DIRECTION ->
In the records below, find each line containing the word "遵守职业道德" and copy it.
>> begin PROVIDED RECORDS
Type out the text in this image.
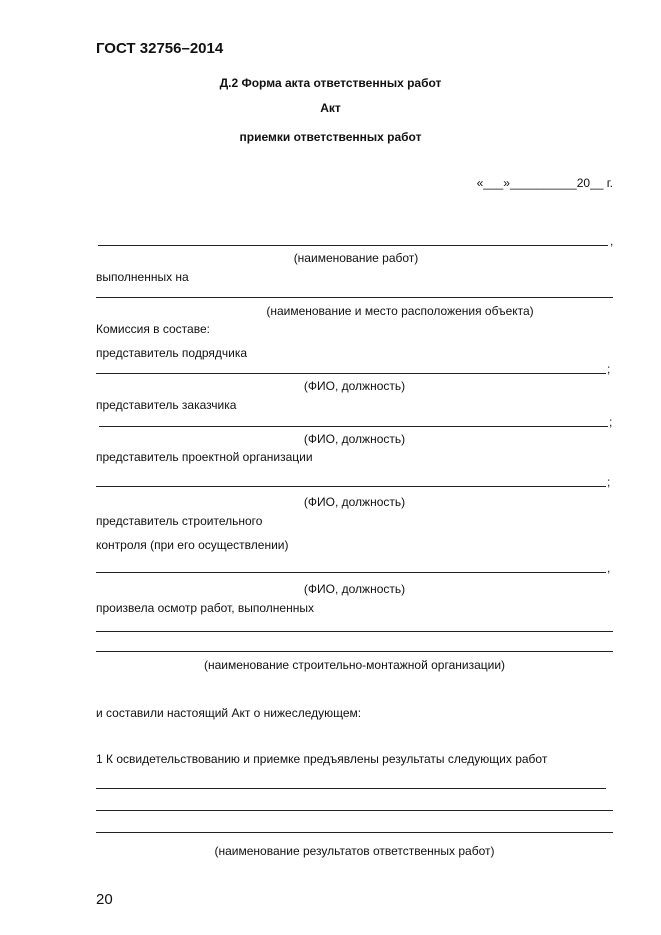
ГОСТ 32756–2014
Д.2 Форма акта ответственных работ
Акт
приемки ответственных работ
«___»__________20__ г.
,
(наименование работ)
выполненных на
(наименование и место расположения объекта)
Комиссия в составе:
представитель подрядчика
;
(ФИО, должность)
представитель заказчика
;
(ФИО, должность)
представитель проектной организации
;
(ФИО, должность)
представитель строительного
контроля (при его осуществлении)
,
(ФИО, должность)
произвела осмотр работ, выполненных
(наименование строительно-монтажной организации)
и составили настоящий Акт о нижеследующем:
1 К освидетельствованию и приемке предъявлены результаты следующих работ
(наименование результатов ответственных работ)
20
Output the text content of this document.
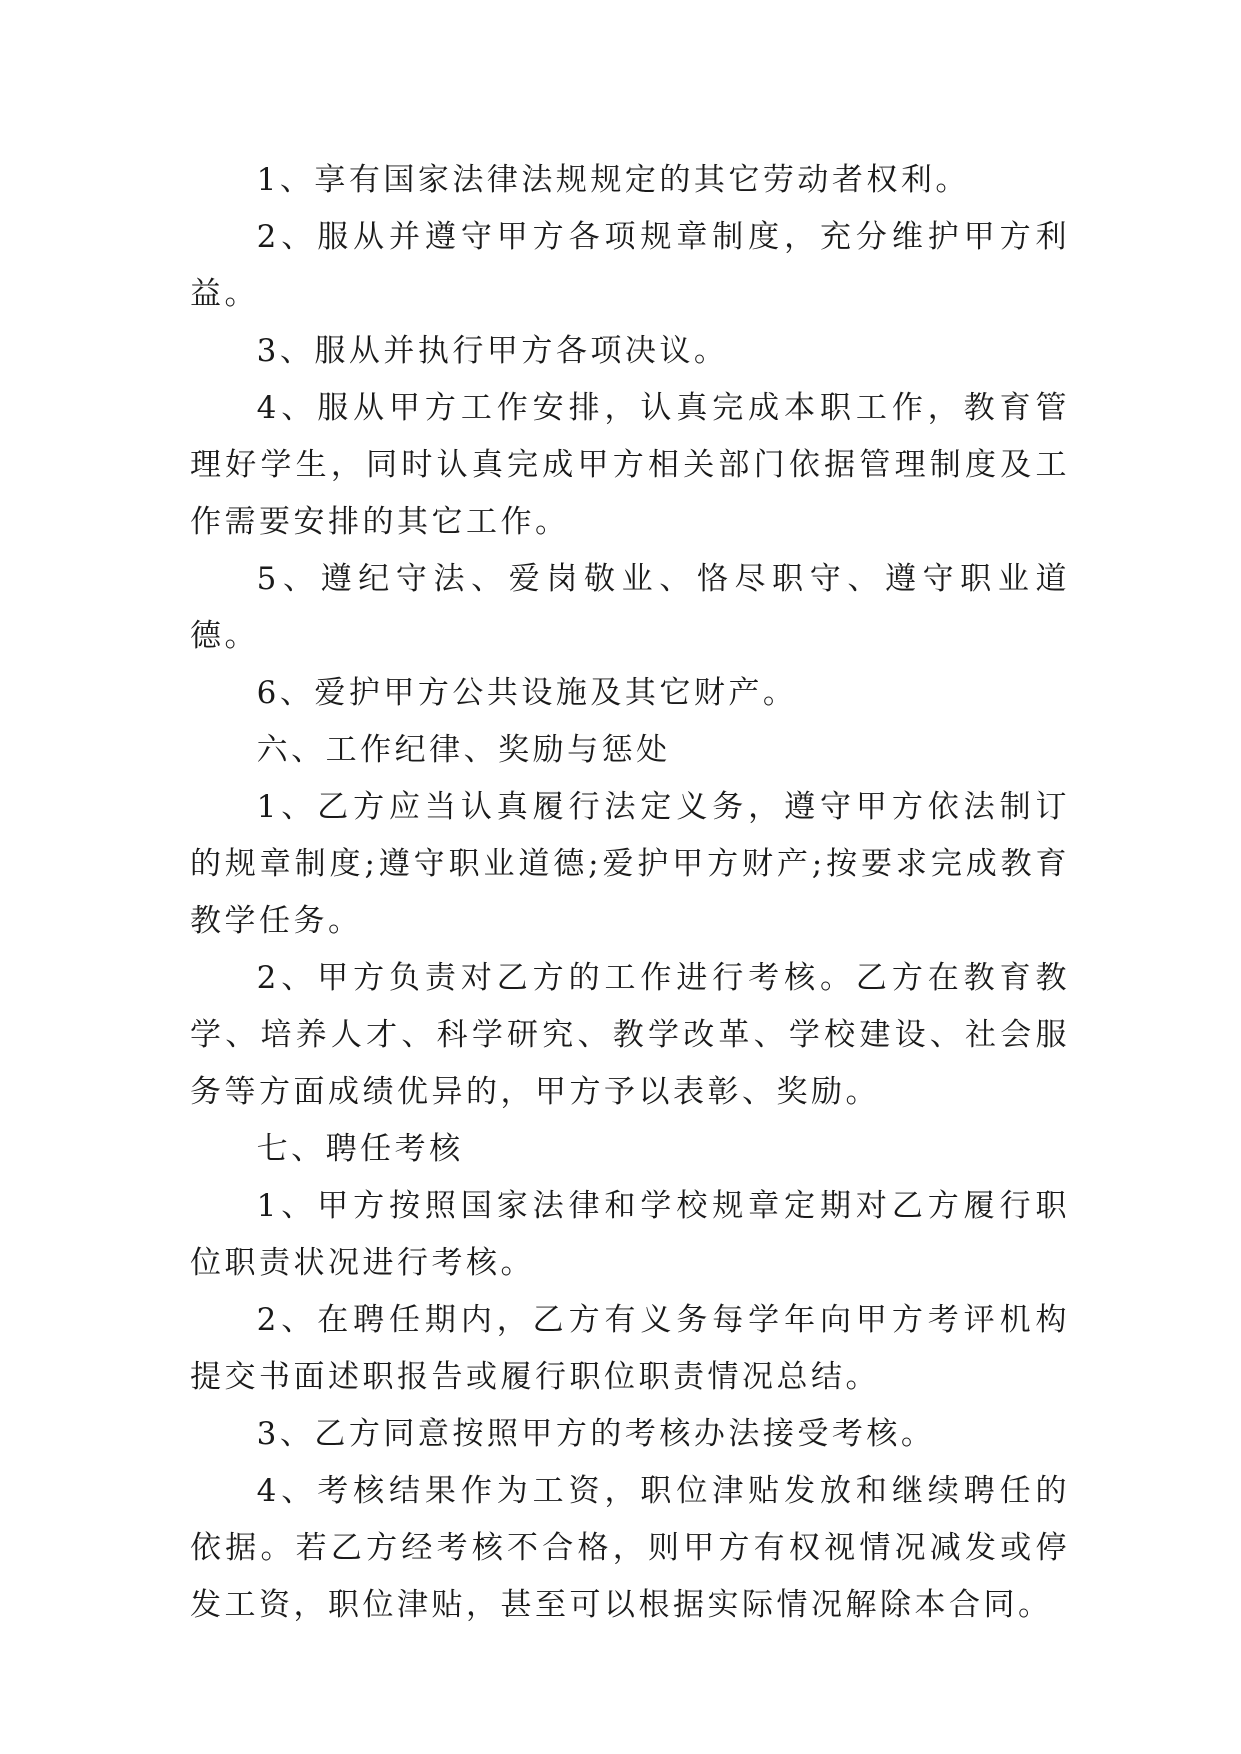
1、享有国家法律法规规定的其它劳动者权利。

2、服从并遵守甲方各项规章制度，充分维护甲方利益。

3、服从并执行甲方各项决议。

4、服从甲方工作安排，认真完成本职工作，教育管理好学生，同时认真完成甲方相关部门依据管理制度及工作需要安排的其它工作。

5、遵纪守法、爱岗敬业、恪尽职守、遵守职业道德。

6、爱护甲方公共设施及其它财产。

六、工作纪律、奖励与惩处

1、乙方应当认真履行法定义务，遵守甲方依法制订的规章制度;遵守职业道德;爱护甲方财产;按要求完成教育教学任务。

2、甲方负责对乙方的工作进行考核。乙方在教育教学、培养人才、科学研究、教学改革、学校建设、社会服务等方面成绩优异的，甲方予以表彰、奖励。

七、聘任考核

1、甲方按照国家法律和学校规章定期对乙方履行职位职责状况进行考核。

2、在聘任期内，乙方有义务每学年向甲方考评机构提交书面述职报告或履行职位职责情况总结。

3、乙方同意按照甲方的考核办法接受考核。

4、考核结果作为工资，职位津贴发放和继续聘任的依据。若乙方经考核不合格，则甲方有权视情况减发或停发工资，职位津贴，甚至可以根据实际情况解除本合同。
>> end PROVIDED RECORDS
>> begin PROVIDED RECORDS
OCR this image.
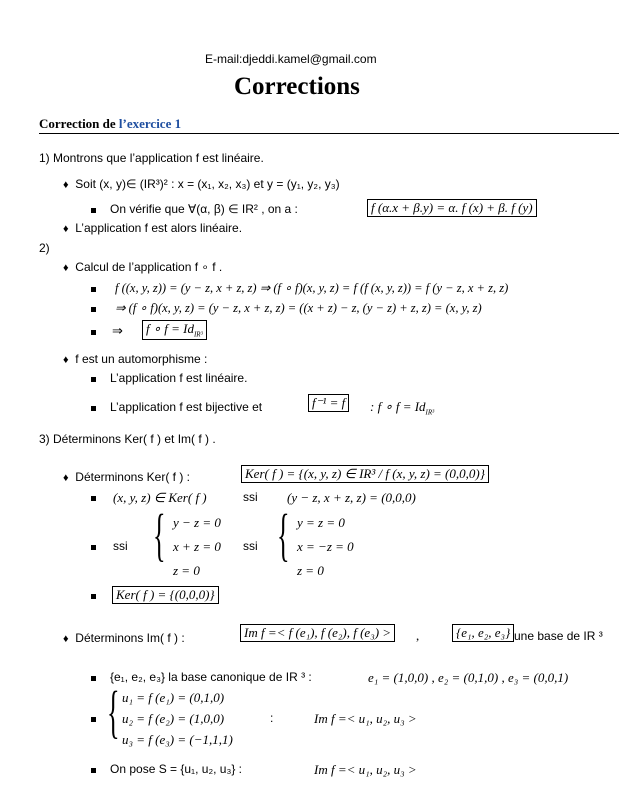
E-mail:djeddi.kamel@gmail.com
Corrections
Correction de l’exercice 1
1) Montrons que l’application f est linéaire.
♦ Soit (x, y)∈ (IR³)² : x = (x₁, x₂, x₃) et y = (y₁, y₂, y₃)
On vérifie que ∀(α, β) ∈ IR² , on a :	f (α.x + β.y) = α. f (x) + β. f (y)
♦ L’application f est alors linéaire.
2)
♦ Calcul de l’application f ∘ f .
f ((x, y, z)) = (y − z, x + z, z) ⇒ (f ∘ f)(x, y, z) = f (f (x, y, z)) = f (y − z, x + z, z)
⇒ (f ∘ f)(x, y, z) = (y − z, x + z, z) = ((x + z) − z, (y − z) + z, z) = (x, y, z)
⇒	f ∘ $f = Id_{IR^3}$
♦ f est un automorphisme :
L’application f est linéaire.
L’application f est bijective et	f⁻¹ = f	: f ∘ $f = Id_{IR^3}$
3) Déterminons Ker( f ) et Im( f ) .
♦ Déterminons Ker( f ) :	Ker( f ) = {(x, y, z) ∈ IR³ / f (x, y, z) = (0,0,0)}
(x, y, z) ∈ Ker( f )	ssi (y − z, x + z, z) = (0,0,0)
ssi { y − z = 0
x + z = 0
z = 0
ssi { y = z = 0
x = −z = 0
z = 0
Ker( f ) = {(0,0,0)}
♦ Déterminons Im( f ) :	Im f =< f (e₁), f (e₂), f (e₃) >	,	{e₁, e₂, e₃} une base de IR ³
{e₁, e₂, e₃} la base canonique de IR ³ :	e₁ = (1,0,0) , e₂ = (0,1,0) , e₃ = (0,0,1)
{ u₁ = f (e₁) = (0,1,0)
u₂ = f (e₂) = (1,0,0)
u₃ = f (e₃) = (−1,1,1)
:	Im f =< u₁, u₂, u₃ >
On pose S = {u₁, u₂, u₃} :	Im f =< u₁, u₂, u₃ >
>> end PROVIDED RECORDS
COMPLETE RESPONSE ->
5、遵纪守法、爱岗敬业、恪尽职守、遵守职业道德。
1、乙方应当认真履行法定义务，遵守甲方依法制订的规章制度;遵守职业道德;爱护甲方财产;按要求完成教育教学任务。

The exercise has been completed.